▸ **To do**: List all lines in the material below that contain "Extremos".

▸ **Supplied records**:
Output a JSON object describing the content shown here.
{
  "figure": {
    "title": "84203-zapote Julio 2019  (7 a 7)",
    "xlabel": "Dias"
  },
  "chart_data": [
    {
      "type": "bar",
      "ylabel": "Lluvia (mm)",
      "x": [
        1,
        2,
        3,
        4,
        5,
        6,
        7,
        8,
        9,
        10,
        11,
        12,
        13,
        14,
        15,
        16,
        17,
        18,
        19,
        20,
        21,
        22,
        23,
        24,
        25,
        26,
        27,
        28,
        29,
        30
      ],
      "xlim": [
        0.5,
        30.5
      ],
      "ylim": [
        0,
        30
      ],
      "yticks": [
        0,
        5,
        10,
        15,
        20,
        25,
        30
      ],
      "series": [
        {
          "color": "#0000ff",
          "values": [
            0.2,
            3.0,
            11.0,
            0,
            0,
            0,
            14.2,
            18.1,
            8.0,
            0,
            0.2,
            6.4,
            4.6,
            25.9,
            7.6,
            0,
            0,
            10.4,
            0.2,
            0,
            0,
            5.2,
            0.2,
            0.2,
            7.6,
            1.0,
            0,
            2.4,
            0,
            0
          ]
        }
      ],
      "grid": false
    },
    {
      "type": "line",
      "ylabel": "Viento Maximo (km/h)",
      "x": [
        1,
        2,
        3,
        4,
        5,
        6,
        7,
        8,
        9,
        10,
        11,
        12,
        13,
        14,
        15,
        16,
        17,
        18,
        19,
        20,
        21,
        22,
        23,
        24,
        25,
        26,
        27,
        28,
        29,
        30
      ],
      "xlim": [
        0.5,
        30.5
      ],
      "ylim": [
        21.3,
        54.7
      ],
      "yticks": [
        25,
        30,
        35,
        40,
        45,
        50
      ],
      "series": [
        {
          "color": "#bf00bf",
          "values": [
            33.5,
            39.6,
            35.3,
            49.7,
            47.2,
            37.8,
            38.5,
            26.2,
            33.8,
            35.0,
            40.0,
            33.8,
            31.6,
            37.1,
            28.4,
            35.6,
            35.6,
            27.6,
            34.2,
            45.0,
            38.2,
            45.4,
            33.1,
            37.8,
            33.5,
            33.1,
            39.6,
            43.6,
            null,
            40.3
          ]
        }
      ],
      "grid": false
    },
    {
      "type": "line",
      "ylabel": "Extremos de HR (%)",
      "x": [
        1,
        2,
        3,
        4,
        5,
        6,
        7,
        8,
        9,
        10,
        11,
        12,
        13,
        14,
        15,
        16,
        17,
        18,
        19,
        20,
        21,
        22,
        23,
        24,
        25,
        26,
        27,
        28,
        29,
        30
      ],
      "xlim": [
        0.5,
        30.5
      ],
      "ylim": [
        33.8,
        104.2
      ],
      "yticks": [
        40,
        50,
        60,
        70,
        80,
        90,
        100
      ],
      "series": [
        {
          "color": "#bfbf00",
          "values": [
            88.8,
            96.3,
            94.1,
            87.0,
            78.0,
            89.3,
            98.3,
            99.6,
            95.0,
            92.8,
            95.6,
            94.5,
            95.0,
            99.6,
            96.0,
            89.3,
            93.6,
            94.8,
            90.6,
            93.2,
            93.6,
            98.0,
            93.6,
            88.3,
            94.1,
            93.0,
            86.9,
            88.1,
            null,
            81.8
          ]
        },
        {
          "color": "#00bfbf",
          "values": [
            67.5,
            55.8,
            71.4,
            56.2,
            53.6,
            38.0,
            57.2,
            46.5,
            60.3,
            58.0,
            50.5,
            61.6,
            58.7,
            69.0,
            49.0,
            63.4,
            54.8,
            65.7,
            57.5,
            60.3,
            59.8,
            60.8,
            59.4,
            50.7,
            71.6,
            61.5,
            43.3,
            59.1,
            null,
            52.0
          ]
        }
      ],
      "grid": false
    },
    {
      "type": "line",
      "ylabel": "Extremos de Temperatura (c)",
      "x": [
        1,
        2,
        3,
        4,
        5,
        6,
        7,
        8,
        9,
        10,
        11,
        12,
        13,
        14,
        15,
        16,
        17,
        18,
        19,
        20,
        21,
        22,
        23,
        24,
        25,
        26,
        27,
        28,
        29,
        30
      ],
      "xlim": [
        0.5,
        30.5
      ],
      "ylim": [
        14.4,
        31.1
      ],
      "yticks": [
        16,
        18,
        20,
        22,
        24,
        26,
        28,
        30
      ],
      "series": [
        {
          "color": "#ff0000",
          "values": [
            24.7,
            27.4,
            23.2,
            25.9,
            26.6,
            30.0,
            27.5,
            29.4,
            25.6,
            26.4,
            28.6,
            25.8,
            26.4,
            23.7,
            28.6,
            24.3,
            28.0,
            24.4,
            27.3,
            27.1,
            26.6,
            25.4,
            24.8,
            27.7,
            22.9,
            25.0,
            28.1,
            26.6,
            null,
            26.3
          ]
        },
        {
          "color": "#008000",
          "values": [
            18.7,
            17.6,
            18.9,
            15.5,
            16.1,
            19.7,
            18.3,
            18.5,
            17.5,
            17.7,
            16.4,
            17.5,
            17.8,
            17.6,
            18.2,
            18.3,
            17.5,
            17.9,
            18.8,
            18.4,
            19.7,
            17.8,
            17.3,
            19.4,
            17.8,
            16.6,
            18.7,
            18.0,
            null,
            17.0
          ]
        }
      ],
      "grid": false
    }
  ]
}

▸ **Exercise result**:
      "ylabel": "Extremos de HR (%)",
      "ylabel": "Extremos de Temperatura (c)",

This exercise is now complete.